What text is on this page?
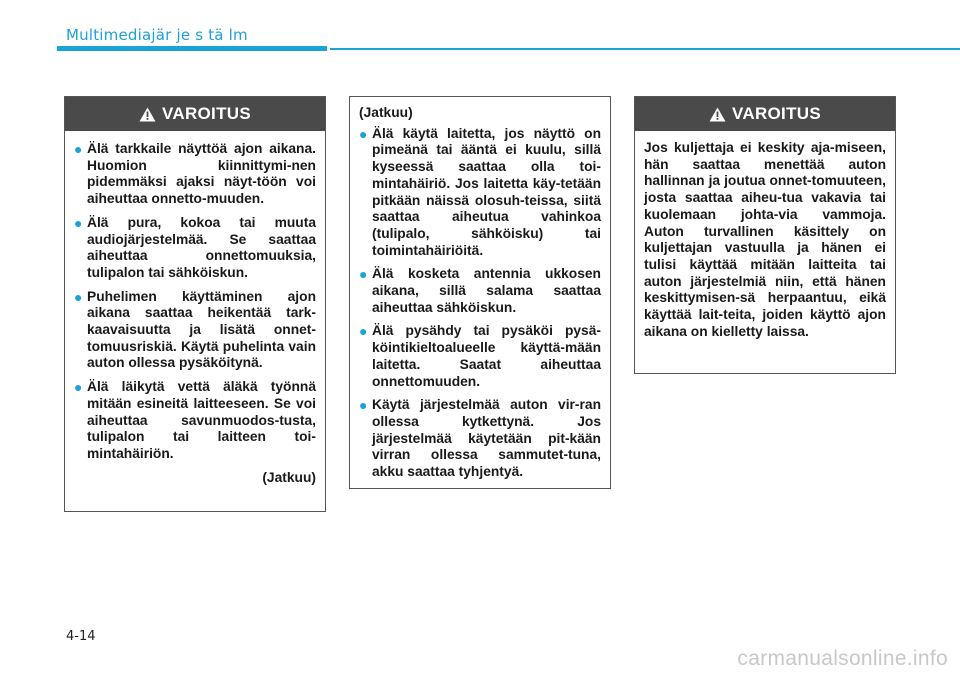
Multimediajär je s tä lm
VAROITUS
● Älä tarkkaile näyttöä ajon aikana. Huomion kiinnittymi-nen pidemmäksi ajaksi näyt-töön voi aiheuttaa onnetto-muuden.
● Älä pura, kokoa tai muuta audiojärjestelmää. Se saattaa aiheuttaa onnettomuuksia, tulipalon tai sähköiskun.
● Puhelimen käyttäminen ajon aikana saattaa heikentää tark-kaavaisuutta ja lisätä onnet-tomuusriskiä. Käytä puhelinta vain auton ollessa pysäköitynä.
● Älä läikytä vettä äläkä työnnä mitään esineitä laitteeseen. Se voi aiheuttaa savunmuodos-tusta, tulipalon tai laitteen toi-mintahäiriön.
(Jatkuu)
(Jatkuu)
● Älä käytä laitetta, jos näyttö on pimeänä tai ääntä ei kuulu, sillä kyseessä saattaa olla toi-mintahäiriö. Jos laitetta käy-tetään pitkään näissä olosuh-teissa, siitä saattaa aiheutua vahinkoa (tulipalo, sähköisku) tai toimintahäiriöitä.
● Älä kosketa antennia ukkosen aikana, sillä salama saattaa aiheuttaa sähköiskun.
● Älä pysähdy tai pysäköi pysä-köintikieltoalueelle käyttä-mään laitetta. Saatat aiheuttaa onnettomuuden.
● Käytä järjestelmää auton vir-ran ollessa kytkettynä. Jos järjestelmää käytetään pit-kään virran ollessa sammutet-tuna, akku saattaa tyhjentyä.
VAROITUS
Jos kuljettaja ei keskity aja-miseen, hän saattaa menettää auton hallinnan ja joutua onnet-tomuuteen, josta saattaa aiheu-tua vakavia tai kuolemaan johta-via vammoja. Auton turvallinen käsittely on kuljettajan vastuulla ja hänen ei tulisi käyttää mitään laitteita tai auton järjestelmiä niin, että hänen keskittymisen-sä herpaantuu, eikä käyttää lait-teita, joiden käyttö ajon aikana on kielletty laissa.
4-14
carmanualsonline.info
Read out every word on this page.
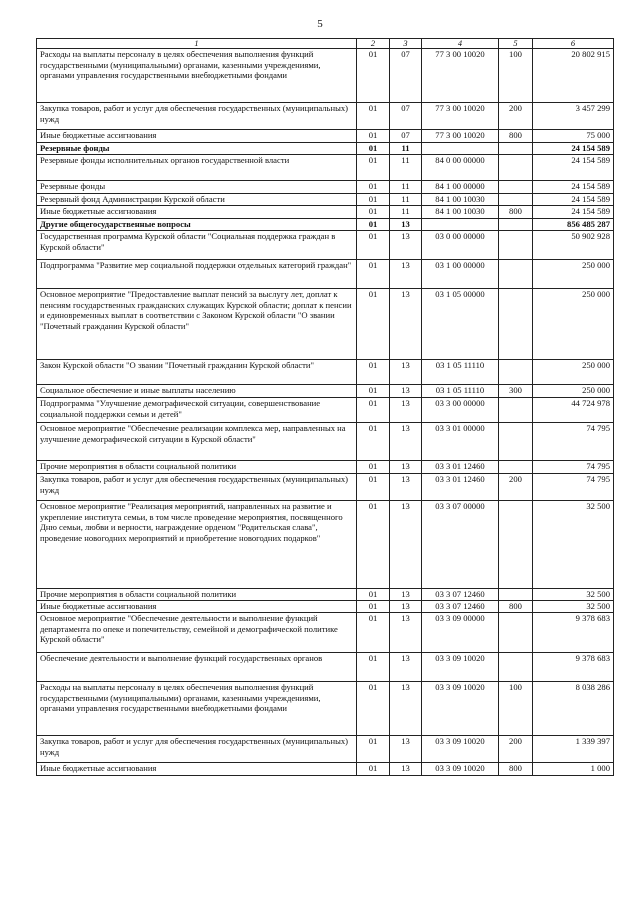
5
1	2	3	4	5	6
Расходы на выплаты персоналу в целях обеспечения выполнения функций государственными (муниципальными) органами, казенными учреждениями, органами управления государственными внебюджетными фондами	01	07	77 3 00 10020	100	20 802 915
Закупка товаров, работ и услуг для обеспечения государственных (муниципальных) нужд	01	07	77 3 00 10020	200	3 457 299
Иные бюджетные ассигнования	01	07	77 3 00 10020	800	75 000
Резервные фонды	01	11			24 154 589
Резервные фонды исполнительных органов государственной власти	01	11	84 0 00 00000		24 154 589
Резервные фонды	01	11	84 1 00 00000		24 154 589
Резервный фонд Администрации Курской области	01	11	84 1 00 10030		24 154 589
Иные бюджетные ассигнования	01	11	84 1 00 10030	800	24 154 589
Другие общегосударственные вопросы	01	13			856 485 287
Государственная программа Курской области "Социальная поддержка граждан в Курской области"	01	13	03 0 00 00000		50 902 928
Подпрограмма "Развитие мер социальной поддержки отдельных категорий граждан"	01	13	03 1 00 00000		250 000
Основное мероприятие "Предоставление выплат пенсий за выслугу лет, доплат к пенсиям государственных гражданских служащих Курской области; доплат к пенсии и единовременных выплат в соответствии с Законом Курской области "О звании "Почетный гражданин Курской области"	01	13	03 1 05 00000		250 000
Закон Курской области "О звании "Почетный гражданин Курской области"	01	13	03 1 05 11110		250 000
Социальное обеспечение и иные выплаты населению	01	13	03 1 05 11110	300	250 000
Подпрограмма "Улучшение демографической ситуации, совершенствование социальной поддержки семьи и детей"	01	13	03 3 00 00000		44 724 978
Основное мероприятие "Обеспечение реализации комплекса мер, направленных на улучшение демографической ситуации в Курской области"	01	13	03 3 01 00000		74 795
Прочие мероприятия в области социальной политики	01	13	03 3 01 12460		74 795
Закупка товаров, работ и услуг для обеспечения государственных (муниципальных) нужд	01	13	03 3 01 12460	200	74 795
Основное мероприятие "Реализация мероприятий, направленных на развитие и укрепление института семьи, в том числе проведение мероприятия, посвященного Дню семьи, любви и верности, награждение орденом "Родительская слава", проведение новогодних мероприятий и приобретение новогодних подарков"	01	13	03 3 07 00000		32 500
Прочие мероприятия в области социальной политики	01	13	03 3 07 12460		32 500
Иные бюджетные ассигнования	01	13	03 3 07 12460	800	32 500
Основное мероприятие "Обеспечение деятельности и выполнение функций департамента по опеке и попечительству, семейной и демографической политике Курской области"	01	13	03 3 09 00000		9 378 683
Обеспечение деятельности и выполнение функций государственных органов	01	13	03 3 09 10020		9 378 683
Расходы на выплаты персоналу в целях обеспечения выполнения функций государственными (муниципальными) органами, казенными учреждениями, органами управления государственными внебюджетными фондами	01	13	03 3 09 10020	100	8 038 286
Закупка товаров, работ и услуг для обеспечения государственных (муниципальных) нужд	01	13	03 3 09 10020	200	1 339 397
Иные бюджетные ассигнования	01	13	03 3 09 10020	800	1 000
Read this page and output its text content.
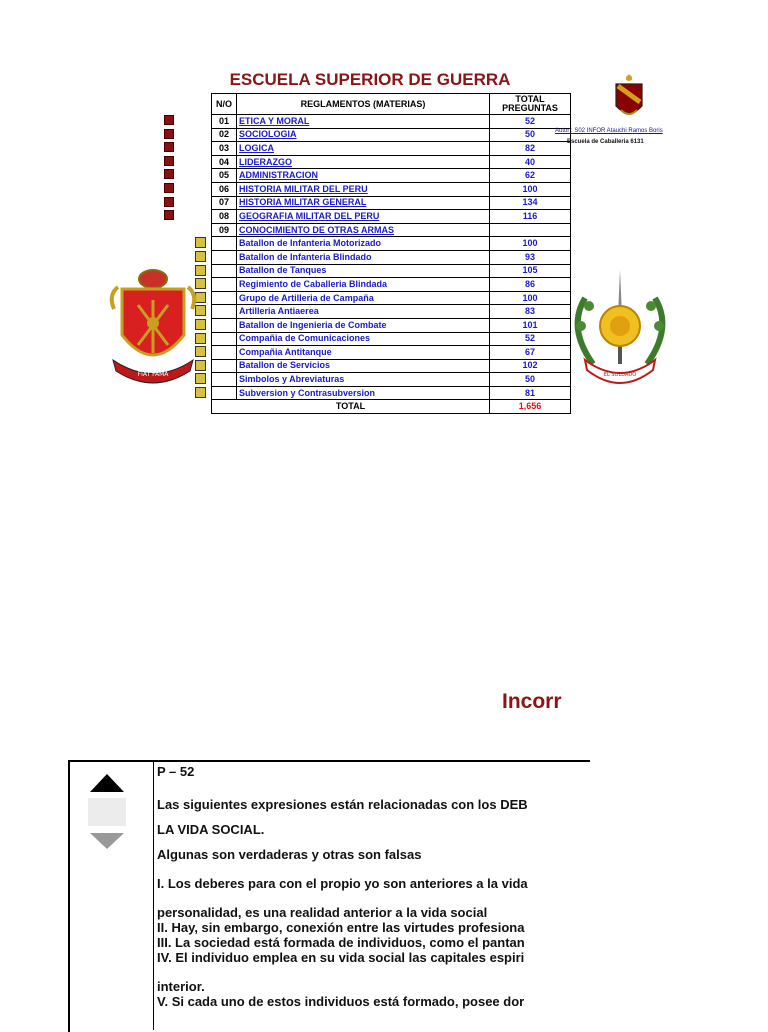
ESCUELA SUPERIOR DE GUERRA
N/O	REGLAMENTOS (MATERIAS)	TOTAL PREGUNTAS
01	ETICA Y MORAL	52
02	SOCIOLOGIA	50
03	LOGICA	82
04	LIDERAZGO	40
05	ADMINISTRACION	62
06	HISTORIA MILITAR DEL PERU	100
07	HISTORIA MILITAR GENERAL	134
08	GEOGRAFIA MILITAR DEL PERU	116
09	CONOCIMIENTO DE OTRAS ARMAS	
	Batallon de Infanteria Motorizado	100
	Batallon de Infanteria Blindado	93
	Batallon de Tanques	105
	Regimiento de Caballeria Blindada	86
	Grupo de Artilleria de Campaña	100
	Artilleria Antiaerea	83
	Batallon de Ingenieria de Combate	101
	Compañia de Comunicaciones	52
	Compañia Antitanque	67
	Batallon de Servicios	102
	Simbolos y Abreviaturas	50
	Subversion y Contrasubversion	81
TOTAL		1,656
Autor : S02 INFOR Atauchi Ramos Boris
Escuela de Caballeria 6131
FIAT FAMA	EL SOLDADO
Incorr
P – 52
Las siguientes expresiones están relacionadas con los DEB
LA VIDA SOCIAL.
Algunas son verdaderas y otras son falsas
I. Los deberes para con el propio yo son anteriores a la vida
personalidad, es una realidad anterior a la vida social
II. Hay, sin embargo, conexión entre las virtudes profesiona
III. La sociedad está formada de individuos, como el pantan
IV. El individuo emplea en su vida social las capitales espiri
interior.
V. Si cada uno de estos individuos está formado, posee dor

TASK INSTRUCTIONS. Print all the records again exactly; do not include any picture.

TASK ANSWER.
What text is on this page?
Multimediajär je s tä lm
VAROITUS
● Älä tarkkaile näyttöä ajon aikana. Huomion kiinnittymi-nen pidemmäksi ajaksi näyt-töön voi aiheuttaa onnetto-muuden.
● Älä pura, kokoa tai muuta audiojärjestelmää. Se saattaa aiheuttaa onnettomuuksia, tulipalon tai sähköiskun.
● Puhelimen käyttäminen ajon aikana saattaa heikentää tark-kaavaisuutta ja lisätä onnet-tomuusriskiä. Käytä puhelinta vain auton ollessa pysäköitynä.
● Älä läikytä vettä äläkä työnnä mitään esineitä laitteeseen. Se voi aiheuttaa savunmuodos-tusta, tulipalon tai laitteen toi-mintahäiriön.
(Jatkuu)
(Jatkuu)
● Älä käytä laitetta, jos näyttö on pimeänä tai ääntä ei kuulu, sillä kyseessä saattaa olla toi-mintahäiriö. Jos laitetta käy-tetään pitkään näissä olosuh-teissa, siitä saattaa aiheutua vahinkoa (tulipalo, sähköisku) tai toimintahäiriöitä.
● Älä kosketa antennia ukkosen aikana, sillä salama saattaa aiheuttaa sähköiskun.
● Älä pysähdy tai pysäköi pysä-köintikieltoalueelle käyttä-mään laitetta. Saatat aiheuttaa onnettomuuden.
● Käytä järjestelmää auton vir-ran ollessa kytkettynä. Jos järjestelmää käytetään pit-kään virran ollessa sammutet-tuna, akku saattaa tyhjentyä.
VAROITUS
Jos kuljettaja ei keskity aja-miseen, hän saattaa menettää auton hallinnan ja joutua onnet-tomuuteen, josta saattaa aiheu-tua vakavia tai kuolemaan johta-via vammoja. Auton turvallinen käsittely on kuljettajan vastuulla ja hänen ei tulisi käyttää mitään laitteita tai auton järjestelmiä niin, että hänen keskittymisen-sä herpaantuu, eikä käyttää lait-teita, joiden käyttö ajon aikana on kielletty laissa.
4-14
carmanualsonline.info
Read out every word on this page.
5
1	2	3	4	5	6
Расходы на выплаты персоналу в целях обеспечения выполнения функций государственными (муниципальными) органами, казенными учреждениями, органами управления государственными внебюджетными фондами	01	07	77 3 00 10020	100	20 802 915
Закупка товаров, работ и услуг для обеспечения государственных (муниципальных) нужд	01	07	77 3 00 10020	200	3 457 299
Иные бюджетные ассигнования	01	07	77 3 00 10020	800	75 000
Резервные фонды	01	11			24 154 589
Резервные фонды исполнительных органов государственной власти	01	11	84 0 00 00000		24 154 589
Резервные фонды	01	11	84 1 00 00000		24 154 589
Резервный фонд Администрации Курской области	01	11	84 1 00 10030		24 154 589
Иные бюджетные ассигнования	01	11	84 1 00 10030	800	24 154 589
Другие общегосударственные вопросы	01	13			856 485 287
Государственная программа Курской области "Социальная поддержка граждан в Курской области"	01	13	03 0 00 00000		50 902 928
Подпрограмма "Развитие мер социальной поддержки отдельных категорий граждан"	01	13	03 1 00 00000		250 000
Основное мероприятие "Предоставление выплат пенсий за выслугу лет, доплат к пенсиям государственных гражданских служащих Курской области; доплат к пенсии и единовременных выплат в соответствии с Законом Курской области "О звании "Почетный гражданин Курской области"	01	13	03 1 05 00000		250 000
Закон Курской области "О звании "Почетный гражданин Курской области"	01	13	03 1 05 11110		250 000
Социальное обеспечение и иные выплаты населению	01	13	03 1 05 11110	300	250 000
Подпрограмма "Улучшение демографической ситуации, совершенствование социальной поддержки семьи и детей"	01	13	03 3 00 00000		44 724 978
Основное мероприятие "Обеспечение реализации комплекса мер, направленных на улучшение демографической ситуации в Курской области"	01	13	03 3 01 00000		74 795
Прочие мероприятия в области социальной политики	01	13	03 3 01 12460		74 795
Закупка товаров, работ и услуг для обеспечения государственных (муниципальных) нужд	01	13	03 3 01 12460	200	74 795
Основное мероприятие "Реализация мероприятий, направленных на развитие и укрепление института семьи, в том числе проведение мероприятия, посвященного Дню семьи, любви и верности, награждение орденом "Родительская слава", проведение новогодних мероприятий и приобретение новогодних подарков"	01	13	03 3 07 00000		32 500
Прочие мероприятия в области социальной политики	01	13	03 3 07 12460		32 500
Иные бюджетные ассигнования	01	13	03 3 07 12460	800	32 500
Основное мероприятие "Обеспечение деятельности и выполнение функций департамента по опеке и попечительству, семейной и демографической политике Курской области"	01	13	03 3 09 00000		9 378 683
Обеспечение деятельности и выполнение функций государственных органов	01	13	03 3 09 10020		9 378 683
Расходы на выплаты персоналу в целях обеспечения выполнения функций государственными (муниципальными) органами, казенными учреждениями, органами управления государственными внебюджетными фондами	01	13	03 3 09 10020	100	8 038 286
Закупка товаров, работ и услуг для обеспечения государственных (муниципальных) нужд	01	13	03 3 09 10020	200	1 339 397
Иные бюджетные ассигнования	01	13	03 3 09 10020	800	1 000
Read this page and output its text content.
ESCUELA SUPERIOR DE GUERRA
N/O	REGLAMENTOS (MATERIAS)	TOTAL PREGUNTAS
01	ETICA Y MORAL	52
02	SOCIOLOGIA	50
03	LOGICA	82
04	LIDERAZGO	40
05	ADMINISTRACION	62
06	HISTORIA MILITAR DEL PERU	100
07	HISTORIA MILITAR GENERAL	134
08	GEOGRAFIA MILITAR DEL PERU	116
09	CONOCIMIENTO DE OTRAS ARMAS	
	Batallon de Infanteria Motorizado	100
	Batallon de Infanteria Blindado	93
	Batallon de Tanques	105
	Regimiento de Caballeria Blindada	86
	Grupo de Artilleria de Campaña	100
	Artilleria Antiaerea	83
	Batallon de Ingenieria de Combate	101
	Compañia de Comunicaciones	52
	Compañia Antitanque	67
	Batallon de Servicios	102
	Simbolos y Abreviaturas	50
	Subversion y Contrasubversion	81
TOTAL		1,656
Autor : S02 INFOR Atauchi Ramos Boris
Escuela de Caballeria 6131
FIAT FAMA	EL SOLDADO
Incorr
P – 52
Las siguientes expresiones están relacionadas con los DEB
LA VIDA SOCIAL.
Algunas son verdaderas y otras son falsas
I. Los deberes para con el propio yo son anteriores a la vida
personalidad, es una realidad anterior a la vida social
II. Hay, sin embargo, conexión entre las virtudes profesiona
III. La sociedad está formada de individuos, como el pantan
IV. El individuo emplea en su vida social las capitales espiri
interior.
V. Si cada uno de estos individuos está formado, posee dor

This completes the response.